>> BEGIN RAW RECORDS

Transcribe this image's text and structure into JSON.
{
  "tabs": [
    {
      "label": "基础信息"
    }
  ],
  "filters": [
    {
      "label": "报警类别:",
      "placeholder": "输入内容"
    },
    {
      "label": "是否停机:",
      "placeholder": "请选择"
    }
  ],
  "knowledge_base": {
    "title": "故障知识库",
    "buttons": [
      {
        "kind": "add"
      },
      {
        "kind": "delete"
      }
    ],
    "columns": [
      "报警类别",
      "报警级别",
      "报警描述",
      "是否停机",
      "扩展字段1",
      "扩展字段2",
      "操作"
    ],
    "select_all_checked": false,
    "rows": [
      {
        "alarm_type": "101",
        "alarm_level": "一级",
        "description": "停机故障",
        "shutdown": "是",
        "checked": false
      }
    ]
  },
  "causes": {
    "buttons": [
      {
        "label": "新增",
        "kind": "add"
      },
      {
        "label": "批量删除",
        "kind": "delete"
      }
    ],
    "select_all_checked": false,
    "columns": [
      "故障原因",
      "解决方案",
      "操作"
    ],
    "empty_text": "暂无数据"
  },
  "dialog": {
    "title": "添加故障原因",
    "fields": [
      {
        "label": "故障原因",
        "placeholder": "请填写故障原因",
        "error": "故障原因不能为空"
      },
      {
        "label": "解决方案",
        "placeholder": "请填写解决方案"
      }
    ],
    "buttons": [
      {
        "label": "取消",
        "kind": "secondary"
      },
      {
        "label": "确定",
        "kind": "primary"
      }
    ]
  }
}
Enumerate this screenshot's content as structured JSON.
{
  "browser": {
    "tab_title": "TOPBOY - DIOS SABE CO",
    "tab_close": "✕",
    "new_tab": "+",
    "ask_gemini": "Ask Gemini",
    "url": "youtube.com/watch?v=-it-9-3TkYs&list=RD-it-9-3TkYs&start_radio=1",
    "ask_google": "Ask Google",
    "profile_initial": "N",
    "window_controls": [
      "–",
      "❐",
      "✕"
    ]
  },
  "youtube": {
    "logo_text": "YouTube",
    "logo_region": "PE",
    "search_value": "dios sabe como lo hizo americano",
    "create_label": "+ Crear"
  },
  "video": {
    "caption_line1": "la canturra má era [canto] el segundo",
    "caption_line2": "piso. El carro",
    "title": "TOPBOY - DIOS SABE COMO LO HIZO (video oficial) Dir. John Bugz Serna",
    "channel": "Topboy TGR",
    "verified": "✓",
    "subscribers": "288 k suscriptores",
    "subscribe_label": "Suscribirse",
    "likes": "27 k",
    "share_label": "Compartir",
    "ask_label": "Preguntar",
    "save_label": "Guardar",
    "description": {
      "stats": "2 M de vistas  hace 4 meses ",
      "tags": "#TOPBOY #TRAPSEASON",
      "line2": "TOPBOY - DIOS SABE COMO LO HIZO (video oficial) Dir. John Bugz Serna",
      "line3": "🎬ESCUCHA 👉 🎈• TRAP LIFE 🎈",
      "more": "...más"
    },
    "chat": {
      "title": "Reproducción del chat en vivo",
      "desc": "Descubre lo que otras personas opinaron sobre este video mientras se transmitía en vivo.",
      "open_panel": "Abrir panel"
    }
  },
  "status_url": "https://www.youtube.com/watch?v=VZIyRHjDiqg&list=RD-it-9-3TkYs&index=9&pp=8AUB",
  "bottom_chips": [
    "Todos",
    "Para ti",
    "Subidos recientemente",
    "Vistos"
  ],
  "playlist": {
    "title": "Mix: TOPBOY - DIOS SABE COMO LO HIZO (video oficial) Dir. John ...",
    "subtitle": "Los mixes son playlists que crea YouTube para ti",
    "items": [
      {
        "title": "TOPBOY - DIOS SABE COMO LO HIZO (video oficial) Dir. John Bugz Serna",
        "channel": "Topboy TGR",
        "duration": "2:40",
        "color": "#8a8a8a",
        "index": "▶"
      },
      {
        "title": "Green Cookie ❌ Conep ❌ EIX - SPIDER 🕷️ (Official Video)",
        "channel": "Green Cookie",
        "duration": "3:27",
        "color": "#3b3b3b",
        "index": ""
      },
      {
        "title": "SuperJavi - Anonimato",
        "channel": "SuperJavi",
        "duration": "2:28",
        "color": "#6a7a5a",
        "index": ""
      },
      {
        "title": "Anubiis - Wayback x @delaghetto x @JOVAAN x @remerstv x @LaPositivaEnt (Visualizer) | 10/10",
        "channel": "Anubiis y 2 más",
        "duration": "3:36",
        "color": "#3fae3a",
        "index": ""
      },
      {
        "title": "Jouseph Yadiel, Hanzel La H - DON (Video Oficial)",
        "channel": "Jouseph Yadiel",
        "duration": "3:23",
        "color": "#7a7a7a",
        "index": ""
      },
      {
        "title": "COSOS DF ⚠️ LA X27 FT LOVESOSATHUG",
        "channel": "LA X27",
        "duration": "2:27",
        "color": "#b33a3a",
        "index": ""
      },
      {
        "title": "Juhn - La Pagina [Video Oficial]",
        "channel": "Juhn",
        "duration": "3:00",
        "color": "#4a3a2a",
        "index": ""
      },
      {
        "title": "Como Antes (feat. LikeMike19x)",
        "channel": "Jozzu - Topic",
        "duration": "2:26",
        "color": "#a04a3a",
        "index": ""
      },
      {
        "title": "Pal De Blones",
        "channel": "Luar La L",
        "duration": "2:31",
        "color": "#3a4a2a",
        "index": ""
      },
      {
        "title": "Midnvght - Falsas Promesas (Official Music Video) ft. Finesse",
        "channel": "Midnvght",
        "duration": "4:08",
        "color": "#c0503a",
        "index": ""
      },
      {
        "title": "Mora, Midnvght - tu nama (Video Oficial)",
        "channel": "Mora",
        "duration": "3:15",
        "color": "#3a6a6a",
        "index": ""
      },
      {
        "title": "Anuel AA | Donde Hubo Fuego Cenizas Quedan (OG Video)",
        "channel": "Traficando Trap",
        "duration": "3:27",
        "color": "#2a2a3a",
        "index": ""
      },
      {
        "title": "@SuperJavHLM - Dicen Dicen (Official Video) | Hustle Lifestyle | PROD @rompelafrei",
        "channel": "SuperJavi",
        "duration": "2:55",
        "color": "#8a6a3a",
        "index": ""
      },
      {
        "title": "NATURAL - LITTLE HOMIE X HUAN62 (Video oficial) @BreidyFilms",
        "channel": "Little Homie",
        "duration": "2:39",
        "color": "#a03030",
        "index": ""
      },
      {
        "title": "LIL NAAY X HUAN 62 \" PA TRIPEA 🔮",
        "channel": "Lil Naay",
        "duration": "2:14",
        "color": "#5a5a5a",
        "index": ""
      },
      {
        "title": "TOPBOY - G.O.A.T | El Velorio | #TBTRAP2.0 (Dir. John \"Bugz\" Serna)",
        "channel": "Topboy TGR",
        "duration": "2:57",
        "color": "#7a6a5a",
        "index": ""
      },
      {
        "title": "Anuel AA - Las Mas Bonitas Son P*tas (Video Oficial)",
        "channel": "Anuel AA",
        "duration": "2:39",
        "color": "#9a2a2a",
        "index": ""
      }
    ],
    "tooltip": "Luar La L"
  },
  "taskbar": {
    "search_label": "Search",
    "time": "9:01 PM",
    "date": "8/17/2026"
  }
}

>> END RAW RECORDS

EXERCISE GOAL >> Locate all lines holding the word "Midnvght", then copy them out.

TASK RESULT >>
        "title": "Midnvght - Falsas Promesas (Official Music Video) ft. Finesse",
        "channel": "Midnvght",
        "title": "Mora, Midnvght - tu nama (Video Oficial)",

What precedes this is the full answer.